- _Records provided_:
────────────────
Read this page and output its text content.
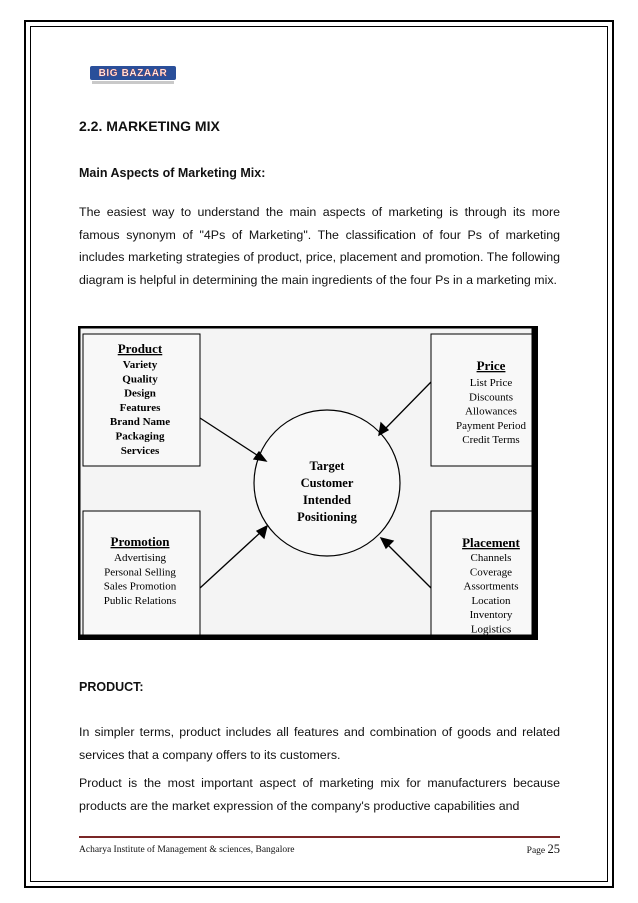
BIG BAZAAR
2.2. MARKETING MIX
Main Aspects of Marketing Mix:
The easiest way to understand the main aspects of marketing is through its more famous synonym of "4Ps of Marketing". The classification of four Ps of marketing includes marketing strategies of product, price, placement and promotion. The following diagram is helpful in determining the main ingredients of the four Ps in a marketing mix.
Product
Variety
Quality
Design
Features
Brand Name
Packaging
Services
Price
List Price
Discounts
Allowances
Payment Period
Credit Terms
Promotion
Advertising
Personal Selling
Sales Promotion
Public Relations
Placement
Channels
Coverage
Assortments
Location
Inventory
Logistics
Target
Customer
Intended
Positioning
PRODUCT:
In simpler terms, product includes all features and combination of goods and related services that a company offers to its customers.
Product is the most important aspect of marketing mix for manufacturers because products are the market expression of the company's productive capabilities and
Acharya Institute of Management & sciences, Bangalore	Page 25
────────────────
- _Challenge_:
Copy out each line exactly, without the pictures.

- _The output_:
Read this page and output its text content.
BIG BAZAAR
2.2. MARKETING MIX
Main Aspects of Marketing Mix:
The easiest way to understand the main aspects of marketing is through its more famous synonym of "4Ps of Marketing". The classification of four Ps of marketing includes marketing strategies of product, price, placement and promotion. The following diagram is helpful in determining the main ingredients of the four Ps in a marketing mix.
Product
Variety
Quality
Design
Features
Brand Name
Packaging
Services
Price
List Price
Discounts
Allowances
Payment Period
Credit Terms
Promotion
Advertising
Personal Selling
Sales Promotion
Public Relations
Placement
Channels
Coverage
Assortments
Location
Inventory
Logistics
Target
Customer
Intended
Positioning
PRODUCT:
In simpler terms, product includes all features and combination of goods and related services that a company offers to its customers.
Product is the most important aspect of marketing mix for manufacturers because products are the market expression of the company's productive capabilities and
Acharya Institute of Management & sciences, Bangalore	Page 25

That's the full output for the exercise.